» WHAT TO PRODUCE
Transcribe all the entries word for word, but omit the images.

» DATA PROVIDED
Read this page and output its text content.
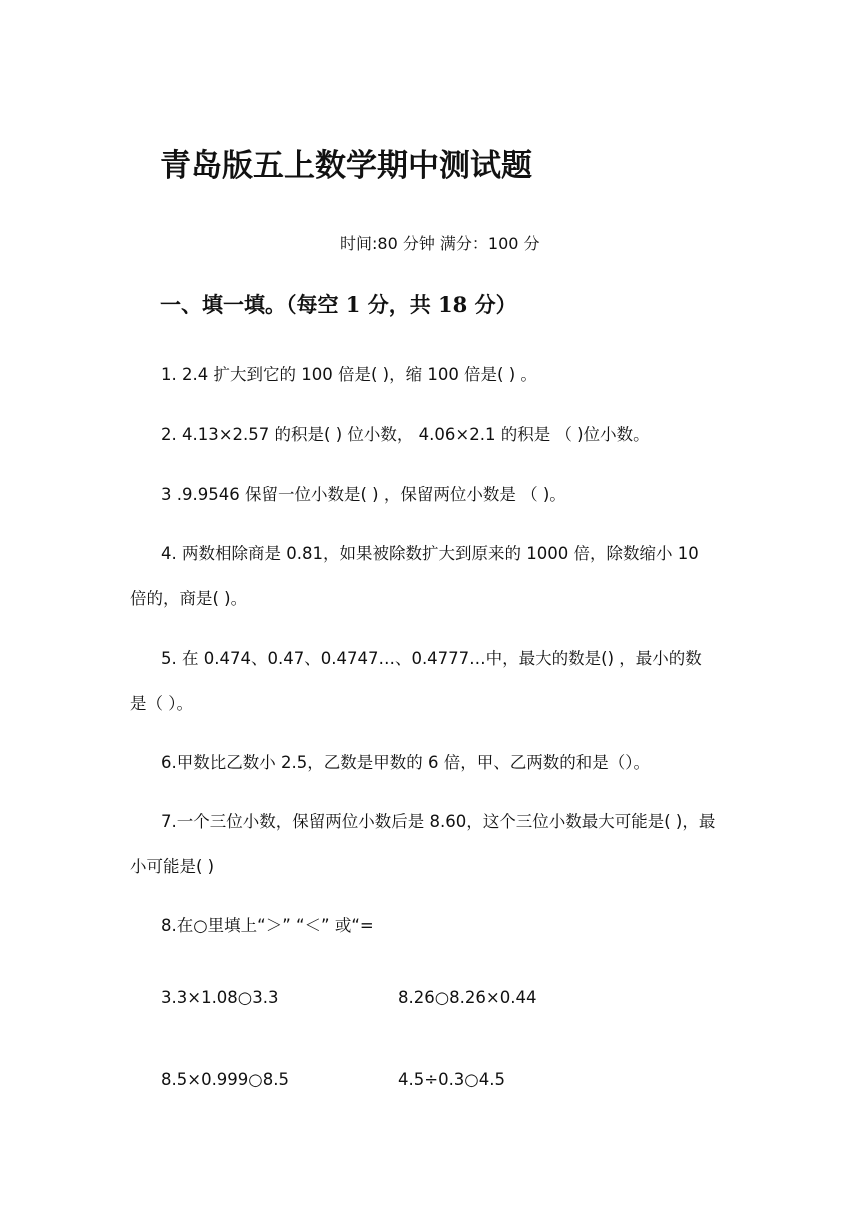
青岛版五上数学期中测试题

时间:80 分钟 满分：100 分

一、填一填。（每空 1 分，共 18 分）

1. 2.4 扩大到它的 100 倍是( )，缩 100 倍是( ) 。

2. 4.13×2.57 的积是( ) 位小数， 4.06×2.1 的积是 （ )位小数。

3 .9.9546 保留一位小数是( ) ，保留两位小数是 （ )。

4. 两数相除商是 0.81，如果被除数扩大到原来的 1000 倍，除数缩小 10

倍的，商是( )。

5. 在 0.474、0.47、0.4747…、0.4777…中，最大的数是() ，最小的数

是（ ）。

6.甲数比乙数小 2.5，乙数是甲数的 6 倍，甲、乙两数的和是（）。

7.一个三位小数，保留两位小数后是 8.60，这个三位小数最大可能是( )，最

小可能是( )

8.在○里填上“＞” “＜” 或“=

3.3×1.08○3.3	8.26○8.26×0.44

8.5×0.999○8.5	4.5÷0.3○4.5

» THE ANSWER
Read this page and output its text content.
青岛版五上数学期中测试题

时间:80 分钟 满分：100 分

一、填一填。（每空 1 分，共 18 分）

1. 2.4 扩大到它的 100 倍是( )，缩 100 倍是( ) 。

2. 4.13×2.57 的积是( ) 位小数， 4.06×2.1 的积是 （ )位小数。

3 .9.9546 保留一位小数是( ) ，保留两位小数是 （ )。

4. 两数相除商是 0.81，如果被除数扩大到原来的 1000 倍，除数缩小 10

倍的，商是( )。

5. 在 0.474、0.47、0.4747…、0.4777…中，最大的数是() ，最小的数

是（ ）。

6.甲数比乙数小 2.5，乙数是甲数的 6 倍，甲、乙两数的和是（）。

7.一个三位小数，保留两位小数后是 8.60，这个三位小数最大可能是( )，最

小可能是( )

8.在○里填上“＞” “＜” 或“=

3.3×1.08○3.3	8.26○8.26×0.44

8.5×0.999○8.5	4.5÷0.3○4.5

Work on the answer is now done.